Data for the task:
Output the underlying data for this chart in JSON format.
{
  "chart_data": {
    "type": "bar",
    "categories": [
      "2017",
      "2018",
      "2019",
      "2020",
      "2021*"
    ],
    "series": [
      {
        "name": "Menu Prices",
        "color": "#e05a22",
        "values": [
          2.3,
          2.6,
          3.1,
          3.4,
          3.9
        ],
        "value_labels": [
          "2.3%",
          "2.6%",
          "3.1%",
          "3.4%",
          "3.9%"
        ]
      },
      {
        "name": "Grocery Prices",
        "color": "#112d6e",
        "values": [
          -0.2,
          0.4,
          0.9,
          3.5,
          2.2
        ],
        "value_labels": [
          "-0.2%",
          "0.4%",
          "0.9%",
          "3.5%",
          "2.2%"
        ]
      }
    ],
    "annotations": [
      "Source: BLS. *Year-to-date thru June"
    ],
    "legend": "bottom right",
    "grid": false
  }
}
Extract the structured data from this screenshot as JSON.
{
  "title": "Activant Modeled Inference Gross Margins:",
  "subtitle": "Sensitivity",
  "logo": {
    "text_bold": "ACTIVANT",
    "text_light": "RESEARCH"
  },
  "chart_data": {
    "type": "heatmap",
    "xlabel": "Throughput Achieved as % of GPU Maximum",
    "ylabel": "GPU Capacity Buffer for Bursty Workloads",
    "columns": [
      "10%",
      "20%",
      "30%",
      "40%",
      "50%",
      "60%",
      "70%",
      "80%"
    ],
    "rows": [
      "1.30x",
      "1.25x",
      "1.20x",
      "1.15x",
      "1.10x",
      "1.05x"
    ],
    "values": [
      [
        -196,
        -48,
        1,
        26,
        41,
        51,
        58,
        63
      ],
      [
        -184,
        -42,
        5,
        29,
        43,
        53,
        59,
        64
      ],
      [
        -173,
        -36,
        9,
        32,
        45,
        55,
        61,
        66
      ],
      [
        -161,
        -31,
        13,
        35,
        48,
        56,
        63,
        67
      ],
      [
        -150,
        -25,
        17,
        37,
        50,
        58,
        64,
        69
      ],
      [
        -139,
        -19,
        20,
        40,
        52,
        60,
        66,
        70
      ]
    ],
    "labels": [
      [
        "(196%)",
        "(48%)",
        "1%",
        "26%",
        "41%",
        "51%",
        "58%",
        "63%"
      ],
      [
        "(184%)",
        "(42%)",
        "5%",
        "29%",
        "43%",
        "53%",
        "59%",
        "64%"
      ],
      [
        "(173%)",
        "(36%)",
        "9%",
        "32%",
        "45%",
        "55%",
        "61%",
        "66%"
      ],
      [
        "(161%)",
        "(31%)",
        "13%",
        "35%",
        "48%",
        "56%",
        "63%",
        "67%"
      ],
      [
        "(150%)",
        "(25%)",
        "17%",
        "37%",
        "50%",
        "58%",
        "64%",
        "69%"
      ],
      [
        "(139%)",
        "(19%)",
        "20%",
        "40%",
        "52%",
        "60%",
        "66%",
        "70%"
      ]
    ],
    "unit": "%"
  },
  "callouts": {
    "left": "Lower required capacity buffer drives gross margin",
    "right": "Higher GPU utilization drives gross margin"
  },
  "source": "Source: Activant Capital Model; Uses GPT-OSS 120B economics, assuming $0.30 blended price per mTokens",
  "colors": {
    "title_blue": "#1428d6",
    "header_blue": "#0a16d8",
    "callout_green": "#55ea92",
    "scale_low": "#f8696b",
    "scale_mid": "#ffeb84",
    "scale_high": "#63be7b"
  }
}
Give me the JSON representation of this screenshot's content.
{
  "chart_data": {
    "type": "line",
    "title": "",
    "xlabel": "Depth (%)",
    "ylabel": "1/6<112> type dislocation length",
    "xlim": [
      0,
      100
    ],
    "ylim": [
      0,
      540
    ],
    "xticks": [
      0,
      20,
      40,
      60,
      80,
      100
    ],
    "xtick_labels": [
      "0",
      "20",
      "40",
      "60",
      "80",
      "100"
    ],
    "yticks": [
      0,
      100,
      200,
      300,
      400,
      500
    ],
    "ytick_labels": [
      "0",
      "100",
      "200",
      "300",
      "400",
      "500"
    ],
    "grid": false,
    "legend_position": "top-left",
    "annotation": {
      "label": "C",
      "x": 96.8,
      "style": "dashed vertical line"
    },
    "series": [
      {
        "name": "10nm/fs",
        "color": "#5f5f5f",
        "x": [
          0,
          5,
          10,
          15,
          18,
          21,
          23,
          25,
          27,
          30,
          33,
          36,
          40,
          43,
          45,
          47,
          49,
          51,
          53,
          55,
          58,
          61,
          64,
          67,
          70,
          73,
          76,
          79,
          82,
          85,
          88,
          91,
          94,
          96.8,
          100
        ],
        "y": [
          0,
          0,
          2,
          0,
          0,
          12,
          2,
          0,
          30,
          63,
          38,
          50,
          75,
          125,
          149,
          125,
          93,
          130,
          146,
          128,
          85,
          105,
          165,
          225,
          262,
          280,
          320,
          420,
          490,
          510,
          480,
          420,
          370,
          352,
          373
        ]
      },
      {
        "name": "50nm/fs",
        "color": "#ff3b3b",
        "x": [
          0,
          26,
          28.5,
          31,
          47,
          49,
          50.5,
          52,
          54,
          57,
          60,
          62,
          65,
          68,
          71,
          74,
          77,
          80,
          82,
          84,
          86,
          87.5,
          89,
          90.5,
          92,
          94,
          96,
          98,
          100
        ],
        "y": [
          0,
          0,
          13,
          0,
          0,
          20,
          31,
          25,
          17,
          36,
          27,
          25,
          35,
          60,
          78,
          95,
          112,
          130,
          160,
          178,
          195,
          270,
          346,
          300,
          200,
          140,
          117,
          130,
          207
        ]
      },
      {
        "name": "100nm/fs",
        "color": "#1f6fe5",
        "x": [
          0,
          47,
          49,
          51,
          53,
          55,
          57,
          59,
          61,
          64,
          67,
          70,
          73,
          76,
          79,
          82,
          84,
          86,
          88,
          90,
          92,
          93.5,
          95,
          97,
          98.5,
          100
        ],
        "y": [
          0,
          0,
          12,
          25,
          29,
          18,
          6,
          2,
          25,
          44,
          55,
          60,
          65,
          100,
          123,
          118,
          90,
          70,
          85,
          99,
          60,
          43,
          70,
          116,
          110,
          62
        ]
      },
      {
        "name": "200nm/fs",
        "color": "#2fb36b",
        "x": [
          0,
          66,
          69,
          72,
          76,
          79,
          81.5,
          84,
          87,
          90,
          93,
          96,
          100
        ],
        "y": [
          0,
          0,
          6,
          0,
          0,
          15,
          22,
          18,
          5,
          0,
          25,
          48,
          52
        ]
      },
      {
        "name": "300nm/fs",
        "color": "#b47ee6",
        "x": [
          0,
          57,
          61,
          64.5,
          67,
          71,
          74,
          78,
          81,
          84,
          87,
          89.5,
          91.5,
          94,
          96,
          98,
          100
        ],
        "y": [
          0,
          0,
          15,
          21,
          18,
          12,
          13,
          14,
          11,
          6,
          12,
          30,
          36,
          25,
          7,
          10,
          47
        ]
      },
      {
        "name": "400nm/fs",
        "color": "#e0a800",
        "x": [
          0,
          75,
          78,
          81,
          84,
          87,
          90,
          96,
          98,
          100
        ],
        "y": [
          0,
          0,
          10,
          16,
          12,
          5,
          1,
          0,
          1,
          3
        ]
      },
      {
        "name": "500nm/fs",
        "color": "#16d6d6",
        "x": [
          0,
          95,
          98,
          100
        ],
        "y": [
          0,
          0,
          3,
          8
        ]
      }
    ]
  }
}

What is being asked: Show the lines of the data that hold the word "ylabel".

Reply:
    "ylabel": "GPU Capacity Buffer for Bursty Workloads",
    "ylabel": "1/6<112> type dislocation length",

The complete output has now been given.